DATA TO PROCESS:
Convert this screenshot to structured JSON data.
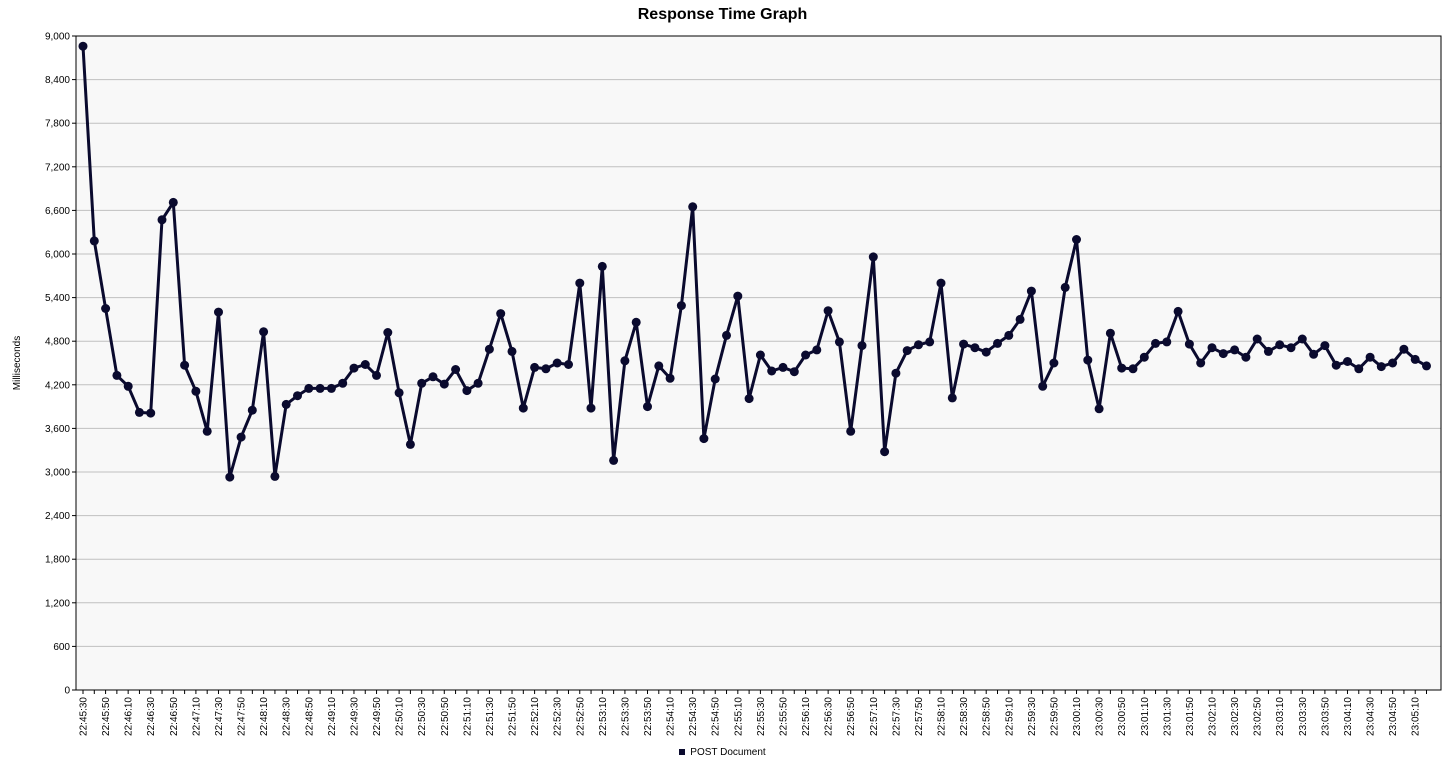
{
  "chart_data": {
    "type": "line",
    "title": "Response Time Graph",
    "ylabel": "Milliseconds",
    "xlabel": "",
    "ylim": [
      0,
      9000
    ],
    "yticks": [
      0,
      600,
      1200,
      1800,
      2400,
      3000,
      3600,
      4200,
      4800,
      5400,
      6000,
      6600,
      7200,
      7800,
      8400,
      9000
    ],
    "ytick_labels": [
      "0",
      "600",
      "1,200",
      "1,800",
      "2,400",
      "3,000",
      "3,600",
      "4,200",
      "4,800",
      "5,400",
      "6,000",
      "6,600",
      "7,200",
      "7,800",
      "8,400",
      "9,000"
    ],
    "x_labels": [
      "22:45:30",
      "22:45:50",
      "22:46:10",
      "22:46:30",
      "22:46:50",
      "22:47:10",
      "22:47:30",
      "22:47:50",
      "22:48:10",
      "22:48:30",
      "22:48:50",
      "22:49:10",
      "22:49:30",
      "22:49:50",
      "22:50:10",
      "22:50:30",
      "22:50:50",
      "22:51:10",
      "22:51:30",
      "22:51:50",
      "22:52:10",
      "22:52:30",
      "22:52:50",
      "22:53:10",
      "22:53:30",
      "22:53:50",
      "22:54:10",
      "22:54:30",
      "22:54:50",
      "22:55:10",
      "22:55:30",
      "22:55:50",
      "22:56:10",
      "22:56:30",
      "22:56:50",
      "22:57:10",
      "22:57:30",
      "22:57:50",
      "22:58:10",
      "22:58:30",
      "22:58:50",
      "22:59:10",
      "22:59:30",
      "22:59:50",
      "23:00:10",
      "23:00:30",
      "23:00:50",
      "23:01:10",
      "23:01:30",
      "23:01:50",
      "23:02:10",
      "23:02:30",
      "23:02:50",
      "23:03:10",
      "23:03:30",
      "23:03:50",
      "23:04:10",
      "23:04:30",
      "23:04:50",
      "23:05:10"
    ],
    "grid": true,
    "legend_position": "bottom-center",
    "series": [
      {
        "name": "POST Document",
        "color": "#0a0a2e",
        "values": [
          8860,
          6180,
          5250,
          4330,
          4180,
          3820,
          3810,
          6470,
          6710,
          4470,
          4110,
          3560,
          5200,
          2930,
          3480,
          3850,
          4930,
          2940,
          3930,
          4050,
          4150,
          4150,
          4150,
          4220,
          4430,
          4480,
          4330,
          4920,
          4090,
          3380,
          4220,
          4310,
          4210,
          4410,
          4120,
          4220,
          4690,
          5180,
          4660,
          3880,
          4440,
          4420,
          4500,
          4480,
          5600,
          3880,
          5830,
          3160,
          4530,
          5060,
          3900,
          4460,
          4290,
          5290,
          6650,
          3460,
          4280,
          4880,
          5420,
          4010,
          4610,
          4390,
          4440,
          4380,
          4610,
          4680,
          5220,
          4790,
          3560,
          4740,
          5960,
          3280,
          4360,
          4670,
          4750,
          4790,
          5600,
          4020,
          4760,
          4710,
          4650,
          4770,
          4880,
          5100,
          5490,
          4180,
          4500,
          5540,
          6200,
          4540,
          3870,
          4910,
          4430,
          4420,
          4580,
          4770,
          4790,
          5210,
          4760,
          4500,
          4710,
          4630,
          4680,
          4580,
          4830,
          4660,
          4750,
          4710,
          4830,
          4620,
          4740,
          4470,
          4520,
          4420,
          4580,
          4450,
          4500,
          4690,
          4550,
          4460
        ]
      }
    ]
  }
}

OBJECTIVE:
Repeat the lines above exactly, and keep every picture out.

WRITTEN SOLUTION:
Convert this screenshot to structured JSON data.
{
  "chart_data": {
    "type": "line",
    "title": "Response Time Graph",
    "ylabel": "Milliseconds",
    "xlabel": "",
    "ylim": [
      0,
      9000
    ],
    "yticks": [
      0,
      600,
      1200,
      1800,
      2400,
      3000,
      3600,
      4200,
      4800,
      5400,
      6000,
      6600,
      7200,
      7800,
      8400,
      9000
    ],
    "ytick_labels": [
      "0",
      "600",
      "1,200",
      "1,800",
      "2,400",
      "3,000",
      "3,600",
      "4,200",
      "4,800",
      "5,400",
      "6,000",
      "6,600",
      "7,200",
      "7,800",
      "8,400",
      "9,000"
    ],
    "x_labels": [
      "22:45:30",
      "22:45:50",
      "22:46:10",
      "22:46:30",
      "22:46:50",
      "22:47:10",
      "22:47:30",
      "22:47:50",
      "22:48:10",
      "22:48:30",
      "22:48:50",
      "22:49:10",
      "22:49:30",
      "22:49:50",
      "22:50:10",
      "22:50:30",
      "22:50:50",
      "22:51:10",
      "22:51:30",
      "22:51:50",
      "22:52:10",
      "22:52:30",
      "22:52:50",
      "22:53:10",
      "22:53:30",
      "22:53:50",
      "22:54:10",
      "22:54:30",
      "22:54:50",
      "22:55:10",
      "22:55:30",
      "22:55:50",
      "22:56:10",
      "22:56:30",
      "22:56:50",
      "22:57:10",
      "22:57:30",
      "22:57:50",
      "22:58:10",
      "22:58:30",
      "22:58:50",
      "22:59:10",
      "22:59:30",
      "22:59:50",
      "23:00:10",
      "23:00:30",
      "23:00:50",
      "23:01:10",
      "23:01:30",
      "23:01:50",
      "23:02:10",
      "23:02:30",
      "23:02:50",
      "23:03:10",
      "23:03:30",
      "23:03:50",
      "23:04:10",
      "23:04:30",
      "23:04:50",
      "23:05:10"
    ],
    "grid": true,
    "legend_position": "bottom-center",
    "series": [
      {
        "name": "POST Document",
        "color": "#0a0a2e",
        "values": [
          8860,
          6180,
          5250,
          4330,
          4180,
          3820,
          3810,
          6470,
          6710,
          4470,
          4110,
          3560,
          5200,
          2930,
          3480,
          3850,
          4930,
          2940,
          3930,
          4050,
          4150,
          4150,
          4150,
          4220,
          4430,
          4480,
          4330,
          4920,
          4090,
          3380,
          4220,
          4310,
          4210,
          4410,
          4120,
          4220,
          4690,
          5180,
          4660,
          3880,
          4440,
          4420,
          4500,
          4480,
          5600,
          3880,
          5830,
          3160,
          4530,
          5060,
          3900,
          4460,
          4290,
          5290,
          6650,
          3460,
          4280,
          4880,
          5420,
          4010,
          4610,
          4390,
          4440,
          4380,
          4610,
          4680,
          5220,
          4790,
          3560,
          4740,
          5960,
          3280,
          4360,
          4670,
          4750,
          4790,
          5600,
          4020,
          4760,
          4710,
          4650,
          4770,
          4880,
          5100,
          5490,
          4180,
          4500,
          5540,
          6200,
          4540,
          3870,
          4910,
          4430,
          4420,
          4580,
          4770,
          4790,
          5210,
          4760,
          4500,
          4710,
          4630,
          4680,
          4580,
          4830,
          4660,
          4750,
          4710,
          4830,
          4620,
          4740,
          4470,
          4520,
          4420,
          4580,
          4450,
          4500,
          4690,
          4550,
          4460
        ]
      }
    ]
  }
}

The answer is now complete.